## Start Data records

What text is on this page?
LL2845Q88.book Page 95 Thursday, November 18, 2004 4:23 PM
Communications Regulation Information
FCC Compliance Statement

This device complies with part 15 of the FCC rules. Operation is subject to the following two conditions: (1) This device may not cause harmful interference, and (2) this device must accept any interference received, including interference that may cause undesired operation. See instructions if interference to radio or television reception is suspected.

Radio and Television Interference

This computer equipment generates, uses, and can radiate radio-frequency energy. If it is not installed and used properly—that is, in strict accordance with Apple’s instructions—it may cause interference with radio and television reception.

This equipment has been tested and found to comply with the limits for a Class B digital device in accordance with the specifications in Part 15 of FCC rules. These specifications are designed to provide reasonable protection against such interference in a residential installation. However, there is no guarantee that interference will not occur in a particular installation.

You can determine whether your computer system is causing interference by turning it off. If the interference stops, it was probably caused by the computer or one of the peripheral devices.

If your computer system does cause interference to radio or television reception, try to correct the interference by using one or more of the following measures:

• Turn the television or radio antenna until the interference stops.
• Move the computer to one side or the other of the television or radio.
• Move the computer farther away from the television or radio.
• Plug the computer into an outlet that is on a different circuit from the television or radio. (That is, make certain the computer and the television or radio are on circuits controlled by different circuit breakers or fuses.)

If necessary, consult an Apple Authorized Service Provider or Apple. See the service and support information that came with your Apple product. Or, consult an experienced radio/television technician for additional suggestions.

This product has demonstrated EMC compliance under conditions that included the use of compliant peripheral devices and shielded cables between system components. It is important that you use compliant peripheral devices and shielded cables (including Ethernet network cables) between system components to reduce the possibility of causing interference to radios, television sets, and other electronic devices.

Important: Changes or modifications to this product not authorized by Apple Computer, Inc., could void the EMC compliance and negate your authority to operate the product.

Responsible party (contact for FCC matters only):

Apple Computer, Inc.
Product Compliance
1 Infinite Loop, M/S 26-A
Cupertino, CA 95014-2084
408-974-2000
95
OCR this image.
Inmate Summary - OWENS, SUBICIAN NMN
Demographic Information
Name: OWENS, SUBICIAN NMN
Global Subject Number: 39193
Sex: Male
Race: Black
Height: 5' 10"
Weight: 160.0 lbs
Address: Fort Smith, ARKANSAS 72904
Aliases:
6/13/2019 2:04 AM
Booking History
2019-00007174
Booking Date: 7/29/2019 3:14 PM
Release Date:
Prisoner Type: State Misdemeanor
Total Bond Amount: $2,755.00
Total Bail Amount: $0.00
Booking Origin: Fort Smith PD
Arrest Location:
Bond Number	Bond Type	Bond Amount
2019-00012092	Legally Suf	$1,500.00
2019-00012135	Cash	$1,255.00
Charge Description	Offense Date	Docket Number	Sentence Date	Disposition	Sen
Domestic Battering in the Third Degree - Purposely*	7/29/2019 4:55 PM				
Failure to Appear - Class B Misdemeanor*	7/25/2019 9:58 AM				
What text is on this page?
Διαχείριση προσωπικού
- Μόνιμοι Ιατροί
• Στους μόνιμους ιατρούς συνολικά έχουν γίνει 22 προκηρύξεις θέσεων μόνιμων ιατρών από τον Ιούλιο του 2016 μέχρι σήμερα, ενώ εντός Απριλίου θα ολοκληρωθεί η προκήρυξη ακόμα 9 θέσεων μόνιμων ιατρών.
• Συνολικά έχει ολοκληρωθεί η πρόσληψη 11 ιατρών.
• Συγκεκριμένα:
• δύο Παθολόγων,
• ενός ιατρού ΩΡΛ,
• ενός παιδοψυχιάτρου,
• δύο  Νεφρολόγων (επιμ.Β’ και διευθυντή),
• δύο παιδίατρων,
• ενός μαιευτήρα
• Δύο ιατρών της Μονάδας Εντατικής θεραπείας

## End Data records

Reproduce every line of the listing above in which the string "Misdemeanor" appears.

Prisoner Type: State Misdemeanor
Failure to Appear - Class B Misdemeanor*	7/25/2019 9:58 AM				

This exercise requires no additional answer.